» **Written task**:
Reproduce the lines of the material exactly, excluding every image.

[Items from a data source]

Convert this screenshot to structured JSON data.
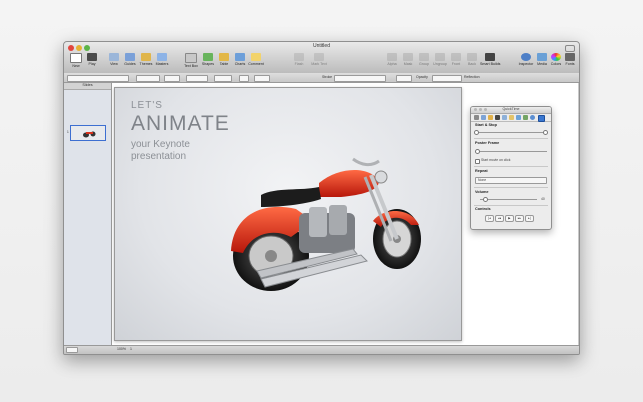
{
  "window": {
    "title": "Untitled"
  },
  "toolbar": {
    "left": [
      {
        "label": "New",
        "icon": "new-slide-icon"
      },
      {
        "label": "Play",
        "icon": "play-icon"
      },
      {
        "label": "View",
        "icon": "view-icon"
      },
      {
        "label": "Guides",
        "icon": "guides-icon"
      },
      {
        "label": "Themes",
        "icon": "themes-icon"
      },
      {
        "label": "Masters",
        "icon": "masters-icon"
      },
      {
        "label": "Text Box",
        "icon": "text-box-icon"
      },
      {
        "label": "Shapes",
        "icon": "shapes-icon"
      },
      {
        "label": "Table",
        "icon": "table-icon"
      },
      {
        "label": "Charts",
        "icon": "charts-icon"
      },
      {
        "label": "Comment",
        "icon": "comment-icon"
      }
    ],
    "right": [
      {
        "label": "Alpha",
        "icon": "alpha-icon"
      },
      {
        "label": "Mask",
        "icon": "mask-icon"
      },
      {
        "label": "Group",
        "icon": "group-icon"
      },
      {
        "label": "Ungroup",
        "icon": "ungroup-icon"
      },
      {
        "label": "Front",
        "icon": "front-icon"
      },
      {
        "label": "Back",
        "icon": "back-icon"
      },
      {
        "label": "Smart Builds",
        "icon": "smart-builds-icon"
      },
      {
        "label": "Inspector",
        "icon": "inspector-icon"
      },
      {
        "label": "Media",
        "icon": "media-icon"
      },
      {
        "label": "Colors",
        "icon": "colors-icon"
      },
      {
        "label": "Fonts",
        "icon": "fonts-icon"
      }
    ],
    "middle_dim": [
      "Flash",
      "Mark Text"
    ]
  },
  "formatbar": {
    "zoom_text": "Stroke",
    "opacity_text": "Opacity",
    "reflection_text": "Reflection"
  },
  "sidebar": {
    "header": "Slides",
    "slide_number": "1"
  },
  "slide": {
    "line1": "LET'S",
    "line2": "ANIMATE",
    "line3": "your Keynote",
    "line4": "presentation",
    "colors": {
      "text": "#8a8e94",
      "moto_red": "#e5361d"
    }
  },
  "statusbar": {
    "zoom": "100%",
    "page": "1"
  },
  "quicktime": {
    "title": "QuickTime",
    "start_stop": "Start & Stop",
    "poster_frame": "Poster Frame",
    "start_on_click": "Start movie on click",
    "repeat": "Repeat",
    "repeat_value": "None",
    "volume": "Volume",
    "volume_max": "40",
    "controls": "Controls",
    "buttons": [
      "|◂",
      "◂◂",
      "▶",
      "▸▸",
      "▸|"
    ]
  }
}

» **The response**:
Convert this screenshot to structured JSON data.
{
  "window": {
    "title": "Untitled"
  },
  "toolbar": {
    "left": [
      {
        "label": "New",
        "icon": "new-slide-icon"
      },
      {
        "label": "Play",
        "icon": "play-icon"
      },
      {
        "label": "View",
        "icon": "view-icon"
      },
      {
        "label": "Guides",
        "icon": "guides-icon"
      },
      {
        "label": "Themes",
        "icon": "themes-icon"
      },
      {
        "label": "Masters",
        "icon": "masters-icon"
      },
      {
        "label": "Text Box",
        "icon": "text-box-icon"
      },
      {
        "label": "Shapes",
        "icon": "shapes-icon"
      },
      {
        "label": "Table",
        "icon": "table-icon"
      },
      {
        "label": "Charts",
        "icon": "charts-icon"
      },
      {
        "label": "Comment",
        "icon": "comment-icon"
      }
    ],
    "right": [
      {
        "label": "Alpha",
        "icon": "alpha-icon"
      },
      {
        "label": "Mask",
        "icon": "mask-icon"
      },
      {
        "label": "Group",
        "icon": "group-icon"
      },
      {
        "label": "Ungroup",
        "icon": "ungroup-icon"
      },
      {
        "label": "Front",
        "icon": "front-icon"
      },
      {
        "label": "Back",
        "icon": "back-icon"
      },
      {
        "label": "Smart Builds",
        "icon": "smart-builds-icon"
      },
      {
        "label": "Inspector",
        "icon": "inspector-icon"
      },
      {
        "label": "Media",
        "icon": "media-icon"
      },
      {
        "label": "Colors",
        "icon": "colors-icon"
      },
      {
        "label": "Fonts",
        "icon": "fonts-icon"
      }
    ],
    "middle_dim": [
      "Flash",
      "Mark Text"
    ]
  },
  "formatbar": {
    "zoom_text": "Stroke",
    "opacity_text": "Opacity",
    "reflection_text": "Reflection"
  },
  "sidebar": {
    "header": "Slides",
    "slide_number": "1"
  },
  "slide": {
    "line1": "LET'S",
    "line2": "ANIMATE",
    "line3": "your Keynote",
    "line4": "presentation",
    "colors": {
      "text": "#8a8e94",
      "moto_red": "#e5361d"
    }
  },
  "statusbar": {
    "zoom": "100%",
    "page": "1"
  },
  "quicktime": {
    "title": "QuickTime",
    "start_stop": "Start & Stop",
    "poster_frame": "Poster Frame",
    "start_on_click": "Start movie on click",
    "repeat": "Repeat",
    "repeat_value": "None",
    "volume": "Volume",
    "volume_max": "40",
    "controls": "Controls",
    "buttons": [
      "|◂",
      "◂◂",
      "▶",
      "▸▸",
      "▸|"
    ]
  }
}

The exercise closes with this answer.